## What you will do
Give the number of lines that include the word "screenshot", nothing more.

## Records shown
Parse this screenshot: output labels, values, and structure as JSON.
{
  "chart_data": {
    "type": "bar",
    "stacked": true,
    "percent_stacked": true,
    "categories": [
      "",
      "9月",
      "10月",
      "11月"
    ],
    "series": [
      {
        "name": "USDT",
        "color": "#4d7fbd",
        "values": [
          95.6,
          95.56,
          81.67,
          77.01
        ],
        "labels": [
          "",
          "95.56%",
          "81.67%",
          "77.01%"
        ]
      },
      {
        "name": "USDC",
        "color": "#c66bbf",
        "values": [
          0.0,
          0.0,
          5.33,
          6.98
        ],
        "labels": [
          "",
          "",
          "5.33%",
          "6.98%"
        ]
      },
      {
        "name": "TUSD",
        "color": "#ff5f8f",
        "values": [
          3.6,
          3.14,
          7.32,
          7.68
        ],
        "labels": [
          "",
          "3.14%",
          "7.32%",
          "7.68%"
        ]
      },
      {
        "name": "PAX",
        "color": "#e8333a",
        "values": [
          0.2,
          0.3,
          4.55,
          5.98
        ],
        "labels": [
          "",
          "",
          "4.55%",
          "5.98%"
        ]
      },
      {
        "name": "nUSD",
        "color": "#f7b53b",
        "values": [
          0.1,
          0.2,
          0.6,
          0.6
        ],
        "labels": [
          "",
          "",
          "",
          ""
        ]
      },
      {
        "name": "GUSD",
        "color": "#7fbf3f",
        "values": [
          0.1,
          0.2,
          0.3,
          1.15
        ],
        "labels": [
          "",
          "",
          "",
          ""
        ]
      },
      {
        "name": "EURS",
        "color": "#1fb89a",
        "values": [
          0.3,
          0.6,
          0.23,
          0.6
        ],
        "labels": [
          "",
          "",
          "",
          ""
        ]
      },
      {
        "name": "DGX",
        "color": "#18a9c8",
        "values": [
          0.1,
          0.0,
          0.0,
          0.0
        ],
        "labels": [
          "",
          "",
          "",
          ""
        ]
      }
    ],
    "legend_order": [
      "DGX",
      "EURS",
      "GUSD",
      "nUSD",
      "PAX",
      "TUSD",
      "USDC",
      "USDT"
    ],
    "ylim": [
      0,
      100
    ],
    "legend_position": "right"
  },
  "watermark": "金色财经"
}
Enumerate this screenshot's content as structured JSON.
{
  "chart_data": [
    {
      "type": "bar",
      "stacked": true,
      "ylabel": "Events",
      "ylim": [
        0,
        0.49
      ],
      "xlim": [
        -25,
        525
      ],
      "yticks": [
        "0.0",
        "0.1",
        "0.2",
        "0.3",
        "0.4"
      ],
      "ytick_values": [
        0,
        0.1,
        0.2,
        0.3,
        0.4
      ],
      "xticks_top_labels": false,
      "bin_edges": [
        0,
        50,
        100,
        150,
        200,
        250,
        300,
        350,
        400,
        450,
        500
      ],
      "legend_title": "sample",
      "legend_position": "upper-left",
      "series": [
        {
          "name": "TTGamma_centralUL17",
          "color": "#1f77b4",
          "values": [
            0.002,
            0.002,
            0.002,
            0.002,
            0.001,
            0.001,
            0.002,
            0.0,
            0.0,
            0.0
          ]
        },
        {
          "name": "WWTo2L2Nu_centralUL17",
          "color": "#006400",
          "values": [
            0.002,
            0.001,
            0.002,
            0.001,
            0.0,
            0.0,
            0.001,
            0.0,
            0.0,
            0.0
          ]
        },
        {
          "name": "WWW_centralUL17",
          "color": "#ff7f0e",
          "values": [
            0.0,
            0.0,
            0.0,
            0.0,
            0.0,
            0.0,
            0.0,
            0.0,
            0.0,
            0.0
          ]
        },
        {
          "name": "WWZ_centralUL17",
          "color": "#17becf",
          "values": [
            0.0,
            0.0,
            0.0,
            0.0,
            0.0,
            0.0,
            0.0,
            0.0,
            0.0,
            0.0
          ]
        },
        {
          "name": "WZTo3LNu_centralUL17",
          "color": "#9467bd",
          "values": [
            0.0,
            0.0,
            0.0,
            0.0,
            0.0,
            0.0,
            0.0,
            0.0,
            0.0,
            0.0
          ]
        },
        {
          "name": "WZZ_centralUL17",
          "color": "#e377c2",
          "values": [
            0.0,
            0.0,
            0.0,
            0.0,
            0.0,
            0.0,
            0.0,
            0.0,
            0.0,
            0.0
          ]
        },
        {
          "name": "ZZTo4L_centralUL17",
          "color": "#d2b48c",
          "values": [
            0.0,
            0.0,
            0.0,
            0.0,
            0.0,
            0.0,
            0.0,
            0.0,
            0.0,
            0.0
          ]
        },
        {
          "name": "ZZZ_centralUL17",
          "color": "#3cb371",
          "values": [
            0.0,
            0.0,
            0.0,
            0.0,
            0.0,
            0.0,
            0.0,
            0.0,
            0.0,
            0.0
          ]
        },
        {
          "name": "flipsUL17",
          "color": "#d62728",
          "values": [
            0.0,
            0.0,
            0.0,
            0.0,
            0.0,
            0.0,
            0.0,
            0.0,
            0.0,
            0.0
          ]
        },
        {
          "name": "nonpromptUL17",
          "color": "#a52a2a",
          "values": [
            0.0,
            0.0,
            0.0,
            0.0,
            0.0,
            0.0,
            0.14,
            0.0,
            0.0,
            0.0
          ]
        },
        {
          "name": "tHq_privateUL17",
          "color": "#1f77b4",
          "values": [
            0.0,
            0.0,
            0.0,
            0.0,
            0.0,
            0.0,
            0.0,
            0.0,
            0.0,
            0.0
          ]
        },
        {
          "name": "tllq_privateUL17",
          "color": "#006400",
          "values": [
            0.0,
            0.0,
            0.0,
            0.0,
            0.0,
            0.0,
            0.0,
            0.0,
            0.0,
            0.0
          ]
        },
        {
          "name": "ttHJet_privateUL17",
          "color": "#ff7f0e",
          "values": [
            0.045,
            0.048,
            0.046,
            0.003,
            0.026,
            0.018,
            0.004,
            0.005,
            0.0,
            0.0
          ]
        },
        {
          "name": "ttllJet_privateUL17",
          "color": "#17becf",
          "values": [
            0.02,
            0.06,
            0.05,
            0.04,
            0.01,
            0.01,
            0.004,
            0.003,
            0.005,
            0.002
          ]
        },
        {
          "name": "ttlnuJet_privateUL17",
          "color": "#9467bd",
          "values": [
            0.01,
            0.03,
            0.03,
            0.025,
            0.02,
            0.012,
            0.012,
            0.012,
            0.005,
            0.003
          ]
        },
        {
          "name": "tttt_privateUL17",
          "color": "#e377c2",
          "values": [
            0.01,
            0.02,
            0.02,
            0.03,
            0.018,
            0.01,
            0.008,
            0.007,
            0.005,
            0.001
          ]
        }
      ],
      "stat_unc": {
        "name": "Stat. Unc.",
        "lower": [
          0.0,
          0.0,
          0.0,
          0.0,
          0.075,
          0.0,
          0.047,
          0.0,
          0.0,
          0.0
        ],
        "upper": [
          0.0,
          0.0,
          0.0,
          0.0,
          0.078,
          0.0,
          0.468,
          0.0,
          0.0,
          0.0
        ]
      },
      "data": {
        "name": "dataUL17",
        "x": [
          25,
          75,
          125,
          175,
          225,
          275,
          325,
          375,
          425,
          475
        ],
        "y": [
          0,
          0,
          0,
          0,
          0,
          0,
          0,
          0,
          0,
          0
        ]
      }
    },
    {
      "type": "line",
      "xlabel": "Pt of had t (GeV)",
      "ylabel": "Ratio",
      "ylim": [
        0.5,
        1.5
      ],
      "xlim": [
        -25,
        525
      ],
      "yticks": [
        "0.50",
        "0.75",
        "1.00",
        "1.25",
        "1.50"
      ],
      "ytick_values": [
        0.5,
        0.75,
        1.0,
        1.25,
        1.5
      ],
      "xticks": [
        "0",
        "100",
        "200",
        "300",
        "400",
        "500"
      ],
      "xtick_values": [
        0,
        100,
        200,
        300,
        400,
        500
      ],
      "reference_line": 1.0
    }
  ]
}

## Complete answer
2